**WHAT YOU SHOULD DO:**
Pick out all lines of the entries that include the word "señale" and copy them.
►
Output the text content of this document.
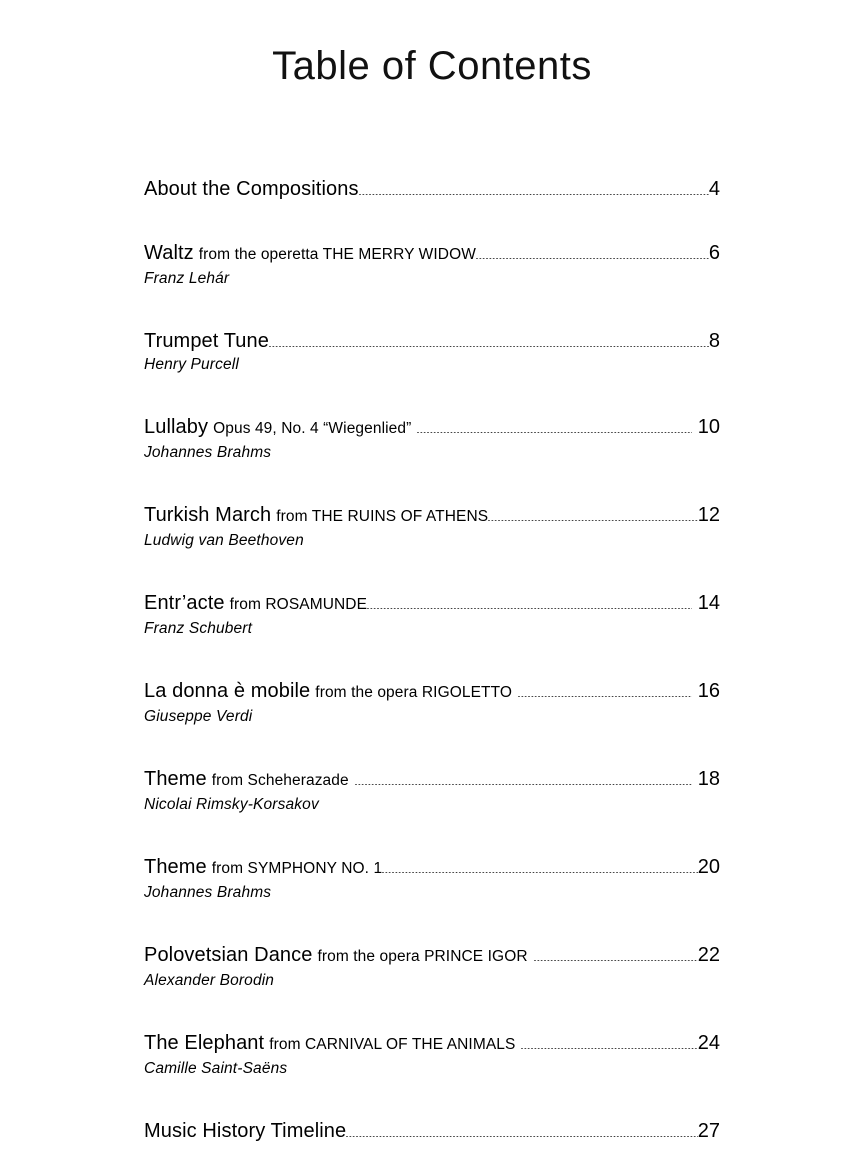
Table of Contents
About the Compositions	4
Waltz from the operetta THE MERRY WIDOW	6
Franz Lehár
Trumpet Tune	8
Henry Purcell
Lullaby Opus 49, No. 4 “Wiegenlied”	10
Johannes Brahms
Turkish March from THE RUINS OF ATHENS	12
Ludwig van Beethoven
Entr’acte from ROSAMUNDE	14
Franz Schubert
La donna è mobile from the opera RIGOLETTO	16
Giuseppe Verdi
Theme from Scheherazade	18
Nicolai Rimsky-Korsakov
Theme from SYMPHONY NO. 1	20
Johannes Brahms
Polovetsian Dance from the opera PRINCE IGOR	22
Alexander Borodin
The Elephant from CARNIVAL OF THE ANIMALS	24
Camille Saint-Saëns
Music History Timeline	27
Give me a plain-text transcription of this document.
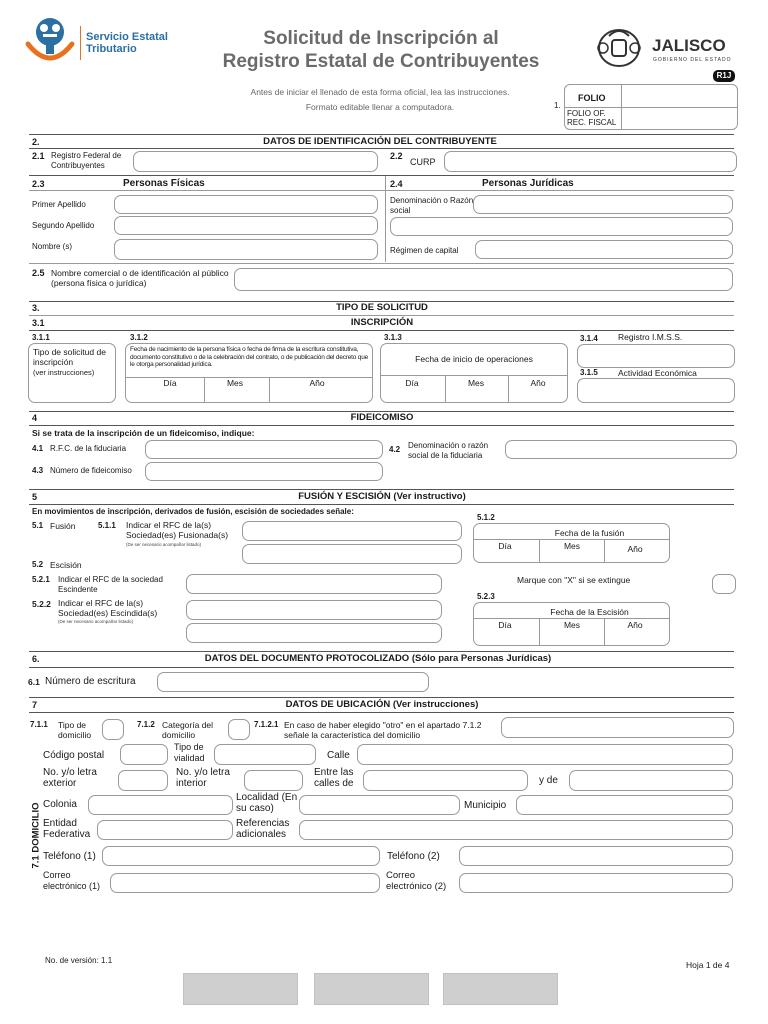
Servicio Estatal
Tributario	Solicitud de Inscripción al
Registro Estatal de Contribuyentes
JALISCO
GOBIERNO DEL ESTADO
R1J
Antes de iniciar el llenado de esta forma oficial, lea las instrucciones.
Formato editable llenar a computadora.	1.
FOLIO
FOLIO OF. REC. FISCAL
2.	DATOS DE IDENTIFICACIÓN DEL CONTRIBUYENTE
2.1 Registro Federal de Contribuyentes
2.2
CURP
2.3	Personas Físicas	2.4	Personas Jurídicas
Primer Apellido
Segundo Apellido
Nombre (s)
Denominación o Razón social
Régimen de capital
2.5 Nombre comercial o de identificación al público (persona física o jurídica)
3.	TIPO DE SOLICITUD
3.1	INSCRIPCIÓN
3.1.1
Tipo de solicitud de inscripción
(ver instrucciones)
3.1.2
Fecha de nacimiento de la persona física o fecha de firma de la escritura constitutiva, documento constitutivo o de la celebración del contrato, o de publicación del decreto que le otorga personalidad jurídica.
Día	Mes	Año
3.1.3
Fecha de inicio de operaciones
Día	Mes	Año
3.1.4 Registro I.M.S.S.
3.1.5 Actividad Económica
4	FIDEICOMISO
Si se trata de la inscripción de un fideicomiso, indique:
4.1 R.F.C. de la fiduciaria	4.2 Denominación o razón social de la fiduciaria
4.3 Número de fideicomiso
5	FUSIÓN Y ESCISIÓN (Ver instructivo)
En movimientos de inscripción, derivados de fusión, escisión de sociedades señale:
5.1 Fusión	5.1.1 Indicar el RFC de la(s) Sociedad(es) Fusionada(s)
(De ser necesario acompañar listado)
5.1.2
Fecha de la fusión
Día	Mes	Año
5.2 Escisión
5.2.1 Indicar el RFC de la sociedad Escindente
Marque con "X" si se extingue
5.2.2 Indicar el RFC de la(s) Sociedad(es) Escindida(s)
(De ser necesario acompañar listado)
5.2.3
Fecha de la Escisión
Día	Mes	Año
6.	DATOS DEL DOCUMENTO PROTOCOLIZADO (Sólo para Personas Jurídicas)
6.1 Número de escritura
7	DATOS DE UBICACIÓN (Ver instrucciones)
7.1.1 Tipo de domicilio
7.1.2 Categoría del domicilio
7.1.2.1 En caso de haber elegido "otro" en el apartado 7.1.2 señale la característica del domicilio
7.1 DOMICILIO
Código postal
Tipo de vialidad	Calle
No. y/o letra exterior
No. y/o letra interior
Entre las calles de	y de
Colonia
Localidad (En su caso)	Municipio
Entidad Federativa
Referencias adicionales
Teléfono (1)	Teléfono (2)
Correo electrónico (1)
Correo electrónico (2)
No. de versión: 1.1	Hoja 1 de 4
◄
**FINISHED ANSWER:**
En movimientos de inscripción, derivados de fusión, escisión de sociedades señale:
7.1.2.1 En caso de haber elegido "otro" en el apartado 7.1.2 señale la característica del domicilio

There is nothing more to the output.